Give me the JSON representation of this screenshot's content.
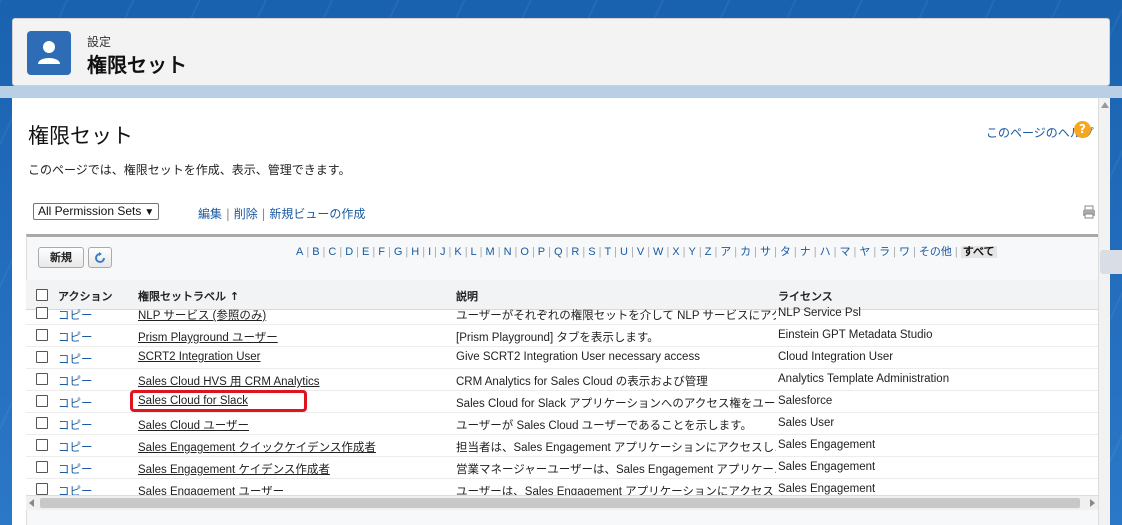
{
  "header": {
    "subtitle": "設定",
    "title": "権限セット"
  },
  "page": {
    "title": "権限セット",
    "help_link": "このページのヘルプ",
    "description": "このページでは、権限セットを作成、表示、管理できます。"
  },
  "view": {
    "selected": "All Permission Sets",
    "edit": "編集",
    "delete": "削除",
    "new_view": "新規ビューの作成"
  },
  "toolbar": {
    "new_button": "新規"
  },
  "alphabet": [
    "A",
    "B",
    "C",
    "D",
    "E",
    "F",
    "G",
    "H",
    "I",
    "J",
    "K",
    "L",
    "M",
    "N",
    "O",
    "P",
    "Q",
    "R",
    "S",
    "T",
    "U",
    "V",
    "W",
    "X",
    "Y",
    "Z",
    "ア",
    "カ",
    "サ",
    "タ",
    "ナ",
    "ハ",
    "マ",
    "ヤ",
    "ラ",
    "ワ",
    "その他",
    "すべて"
  ],
  "table": {
    "headers": {
      "action": "アクション",
      "label": "権限セットラベル ↑",
      "description": "説明",
      "license": "ライセンス"
    },
    "rows": [
      {
        "action": "コピー",
        "label": "NLP サービス (参照のみ)",
        "description": "ユーザーがそれぞれの権限セットを介して NLP サービスにアク…",
        "license": "NLP Service Psl"
      },
      {
        "action": "コピー",
        "label": "Prism Playground ユーザー",
        "description": "[Prism Playground] タブを表示します。",
        "license": "Einstein GPT Metadata Studio"
      },
      {
        "action": "コピー",
        "label": "SCRT2 Integration User",
        "description": "Give SCRT2 Integration User necessary access",
        "license": "Cloud Integration User"
      },
      {
        "action": "コピー",
        "label": "Sales Cloud HVS 用 CRM Analytics",
        "description": "CRM Analytics for Sales Cloud の表示および管理",
        "license": "Analytics Template Administration"
      },
      {
        "action": "コピー",
        "label": "Sales Cloud for Slack",
        "description": "Sales Cloud for Slack アプリケーションへのアクセス権をユー…",
        "license": "Salesforce"
      },
      {
        "action": "コピー",
        "label": "Sales Cloud ユーザー",
        "description": "ユーザーが Sales Cloud ユーザーであることを示します。",
        "license": "Sales User"
      },
      {
        "action": "コピー",
        "label": "Sales Engagement クイックケイデンス作成者",
        "description": "担当者は、Sales Engagement アプリケーションにアクセスし…",
        "license": "Sales Engagement"
      },
      {
        "action": "コピー",
        "label": "Sales Engagement ケイデンス作成者",
        "description": "営業マネージャーユーザーは、Sales Engagement アプリケー…",
        "license": "Sales Engagement"
      },
      {
        "action": "コピー",
        "label": "Sales Engagement ユーザー",
        "description": "ユーザーは、Sales Engagement アプリケーションにアクセスし…",
        "license": "Sales Engagement"
      }
    ]
  },
  "colors": {
    "link": "#1a5aa0",
    "highlight": "#e0141e",
    "header_icon": "#2e6db5",
    "help_icon": "#f5a623"
  }
}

━━━━━━━━━━

**YOUR TASK:**
Leave every image out, and retype the material exactly.

**EXPECTED ANSWER:**
Give me the JSON representation of this screenshot's content.
{
  "header": {
    "subtitle": "設定",
    "title": "権限セット"
  },
  "page": {
    "title": "権限セット",
    "help_link": "このページのヘルプ",
    "description": "このページでは、権限セットを作成、表示、管理できます。"
  },
  "view": {
    "selected": "All Permission Sets",
    "edit": "編集",
    "delete": "削除",
    "new_view": "新規ビューの作成"
  },
  "toolbar": {
    "new_button": "新規"
  },
  "alphabet": [
    "A",
    "B",
    "C",
    "D",
    "E",
    "F",
    "G",
    "H",
    "I",
    "J",
    "K",
    "L",
    "M",
    "N",
    "O",
    "P",
    "Q",
    "R",
    "S",
    "T",
    "U",
    "V",
    "W",
    "X",
    "Y",
    "Z",
    "ア",
    "カ",
    "サ",
    "タ",
    "ナ",
    "ハ",
    "マ",
    "ヤ",
    "ラ",
    "ワ",
    "その他",
    "すべて"
  ],
  "table": {
    "headers": {
      "action": "アクション",
      "label": "権限セットラベル ↑",
      "description": "説明",
      "license": "ライセンス"
    },
    "rows": [
      {
        "action": "コピー",
        "label": "NLP サービス (参照のみ)",
        "description": "ユーザーがそれぞれの権限セットを介して NLP サービスにアク…",
        "license": "NLP Service Psl"
      },
      {
        "action": "コピー",
        "label": "Prism Playground ユーザー",
        "description": "[Prism Playground] タブを表示します。",
        "license": "Einstein GPT Metadata Studio"
      },
      {
        "action": "コピー",
        "label": "SCRT2 Integration User",
        "description": "Give SCRT2 Integration User necessary access",
        "license": "Cloud Integration User"
      },
      {
        "action": "コピー",
        "label": "Sales Cloud HVS 用 CRM Analytics",
        "description": "CRM Analytics for Sales Cloud の表示および管理",
        "license": "Analytics Template Administration"
      },
      {
        "action": "コピー",
        "label": "Sales Cloud for Slack",
        "description": "Sales Cloud for Slack アプリケーションへのアクセス権をユー…",
        "license": "Salesforce"
      },
      {
        "action": "コピー",
        "label": "Sales Cloud ユーザー",
        "description": "ユーザーが Sales Cloud ユーザーであることを示します。",
        "license": "Sales User"
      },
      {
        "action": "コピー",
        "label": "Sales Engagement クイックケイデンス作成者",
        "description": "担当者は、Sales Engagement アプリケーションにアクセスし…",
        "license": "Sales Engagement"
      },
      {
        "action": "コピー",
        "label": "Sales Engagement ケイデンス作成者",
        "description": "営業マネージャーユーザーは、Sales Engagement アプリケー…",
        "license": "Sales Engagement"
      },
      {
        "action": "コピー",
        "label": "Sales Engagement ユーザー",
        "description": "ユーザーは、Sales Engagement アプリケーションにアクセスし…",
        "license": "Sales Engagement"
      }
    ]
  },
  "colors": {
    "link": "#1a5aa0",
    "highlight": "#e0141e",
    "header_icon": "#2e6db5",
    "help_icon": "#f5a623"
  }
}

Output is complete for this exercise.